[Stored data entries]
## START
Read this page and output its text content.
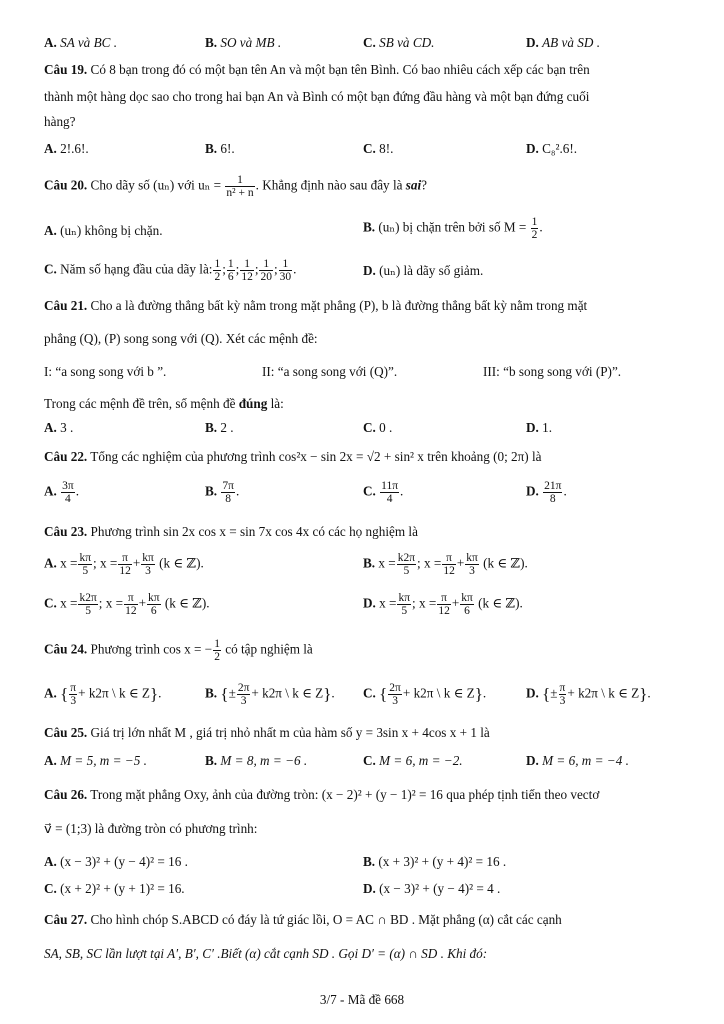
A. SA và BC .	B. SO và MB .	C. SB và CD.	D. AB và SD .
Câu 19. Có 8 bạn trong đó có một bạn tên An và một bạn tên Bình. Có bao nhiêu cách xếp các bạn trên
thành một hàng dọc sao cho trong hai bạn An và Bình có một bạn đứng đầu hàng và một bạn đứng cuối
hàng?
A. 2!.6!.	B. 6!.	C. 8!.	D. C₈².6!.
Câu 20. Cho dãy số (uₙ) với $u_n = \frac{1}{\text{n² + n}}$ . Khẳng định nào sau đây là sai?
A. (uₙ) không bị chặn.	B. (uₙ) bị chặn trên bởi số $M = \frac{1}{2}$ .
C. Năm số hạng đầu của dãy là: $\frac{1}{2}$ ; $\frac{1}{6}$ ; $\frac{1}{12}$ ; $\frac{1}{20}$ ; $\frac{1}{30}$ .	D. (uₙ) là dãy số giảm.
Câu 21. Cho a là đường thẳng bất kỳ nằm trong mặt phẳng (P), b là đường thẳng bất kỳ nằm trong mặt
phẳng (Q), (P) song song với (Q). Xét các mệnh đề:
I: “a song song với b ”.	II: “a song song với (Q)”.	III: “b song song với (P)”.
Trong các mệnh đề trên, số mệnh đề đúng là:
A. 3 .	B. 2 .	C. 0 .	D. 1.
Câu 22. Tổng các nghiệm của phương trình cos²x − sin 2x = √2 + sin² x trên khoảng (0; 2π) là
A. $\frac{3\pi}{4}$ .	B. $\frac{7\pi}{8}$ .	C. $\frac{11\pi}{4}$ .	D. $\frac{21\pi}{8}$ .
Câu 23. Phương trình sin 2x cos x = sin 7x cos 4x có các họ nghiệm là
A. $x = \frac{k\pi}{5}$ ; $x = \frac{\pi}{12} + \frac{k\pi}{3} (k$ ∈ ℤ).	B. $x = \frac{k2\pi}{5}$ ; $x = \frac{\pi}{12} + \frac{k\pi}{3} (k$ ∈ ℤ).
C. $x = \frac{k2\pi}{5}$ ; $x = \frac{\pi}{12} + \frac{k\pi}{6} (k$ ∈ ℤ).	D. $x = \frac{k\pi}{5}$ ; $x = \frac{\pi}{12} + \frac{k\pi}{6} (k$ ∈ ℤ).
Câu 24. Phương trình cos x = − $\frac{1}{2}$ có tập nghiệm là
A. { $\frac{\pi}{3} + k2\pi$ \ k ∈ Z}.	B. {± $\frac{2\pi}{3} + k2\pi$ \ k ∈ Z}. C. { $\frac{2\pi}{3} + k2\pi$ \ k ∈ Z}.	D. {± $\frac{\pi}{3} + k2\pi$ \ k ∈ Z}.
Câu 25. Giá trị lớn nhất M , giá trị nhỏ nhất m của hàm số y = 3sin x + 4cos x + 1 là
A. M = 5, m = −5 .	B. M = 8, m = −6 .	C. M = 6, m = −2.	D. M = 6, m = −4 .
Câu 26. Trong mặt phẳng Oxy, ảnh của đường tròn: (x − 2)² + (y − 1)² = 16 qua phép tịnh tiến theo vectơ
v⃗ = (1;3) là đường tròn có phương trình:
A. (x − 3)² + (y − 4)² = 16 .	B. (x + 3)² + (y + 4)² = 16 .
C. (x + 2)² + (y + 1)² = 16.	D. (x − 3)² + (y − 4)² = 4 .
Câu 27. Cho hình chóp S.ABCD có đáy là tứ giác lồi, O = AC ∩ BD . Mặt phẳng (α) cắt các cạnh
SA, SB, SC lần lượt tại A′, B′, C′ .Biết (α) cắt cạnh SD . Gọi D′ = (α) ∩ SD . Khi đó:
3/7 - Mã đề 668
## END
Repeat the material above in full and exactly, omitting the pictures.

Read this page and output its text content.
A. SA và BC .	B. SO và MB .	C. SB và CD.	D. AB và SD .
Câu 19. Có 8 bạn trong đó có một bạn tên An và một bạn tên Bình. Có bao nhiêu cách xếp các bạn trên
thành một hàng dọc sao cho trong hai bạn An và Bình có một bạn đứng đầu hàng và một bạn đứng cuối
hàng?
A. 2!.6!.	B. 6!.	C. 8!.	D. C₈².6!.
Câu 20. Cho dãy số (uₙ) với $u_n = \frac{1}{\text{n² + n}}$ . Khẳng định nào sau đây là sai?
A. (uₙ) không bị chặn.	B. (uₙ) bị chặn trên bởi số $M = \frac{1}{2}$ .
C. Năm số hạng đầu của dãy là: $\frac{1}{2}$ ; $\frac{1}{6}$ ; $\frac{1}{12}$ ; $\frac{1}{20}$ ; $\frac{1}{30}$ .	D. (uₙ) là dãy số giảm.
Câu 21. Cho a là đường thẳng bất kỳ nằm trong mặt phẳng (P), b là đường thẳng bất kỳ nằm trong mặt
phẳng (Q), (P) song song với (Q). Xét các mệnh đề:
I: “a song song với b ”.	II: “a song song với (Q)”.	III: “b song song với (P)”.
Trong các mệnh đề trên, số mệnh đề đúng là:
A. 3 .	B. 2 .	C. 0 .	D. 1.
Câu 22. Tổng các nghiệm của phương trình cos²x − sin 2x = √2 + sin² x trên khoảng (0; 2π) là
A. $\frac{3\pi}{4}$ .	B. $\frac{7\pi}{8}$ .	C. $\frac{11\pi}{4}$ .	D. $\frac{21\pi}{8}$ .
Câu 23. Phương trình sin 2x cos x = sin 7x cos 4x có các họ nghiệm là
A. $x = \frac{k\pi}{5}$ ; $x = \frac{\pi}{12} + \frac{k\pi}{3} (k$ ∈ ℤ).	B. $x = \frac{k2\pi}{5}$ ; $x = \frac{\pi}{12} + \frac{k\pi}{3} (k$ ∈ ℤ).
C. $x = \frac{k2\pi}{5}$ ; $x = \frac{\pi}{12} + \frac{k\pi}{6} (k$ ∈ ℤ).	D. $x = \frac{k\pi}{5}$ ; $x = \frac{\pi}{12} + \frac{k\pi}{6} (k$ ∈ ℤ).
Câu 24. Phương trình cos x = − $\frac{1}{2}$ có tập nghiệm là
A. { $\frac{\pi}{3} + k2\pi$ \ k ∈ Z}.	B. {± $\frac{2\pi}{3} + k2\pi$ \ k ∈ Z}. C. { $\frac{2\pi}{3} + k2\pi$ \ k ∈ Z}.	D. {± $\frac{\pi}{3} + k2\pi$ \ k ∈ Z}.
Câu 25. Giá trị lớn nhất M , giá trị nhỏ nhất m của hàm số y = 3sin x + 4cos x + 1 là
A. M = 5, m = −5 .	B. M = 8, m = −6 .	C. M = 6, m = −2.	D. M = 6, m = −4 .
Câu 26. Trong mặt phẳng Oxy, ảnh của đường tròn: (x − 2)² + (y − 1)² = 16 qua phép tịnh tiến theo vectơ
v⃗ = (1;3) là đường tròn có phương trình:
A. (x − 3)² + (y − 4)² = 16 .	B. (x + 3)² + (y + 4)² = 16 .
C. (x + 2)² + (y + 1)² = 16.	D. (x − 3)² + (y − 4)² = 4 .
Câu 27. Cho hình chóp S.ABCD có đáy là tứ giác lồi, O = AC ∩ BD . Mặt phẳng (α) cắt các cạnh
SA, SB, SC lần lượt tại A′, B′, C′ .Biết (α) cắt cạnh SD . Gọi D′ = (α) ∩ SD . Khi đó:
3/7 - Mã đề 668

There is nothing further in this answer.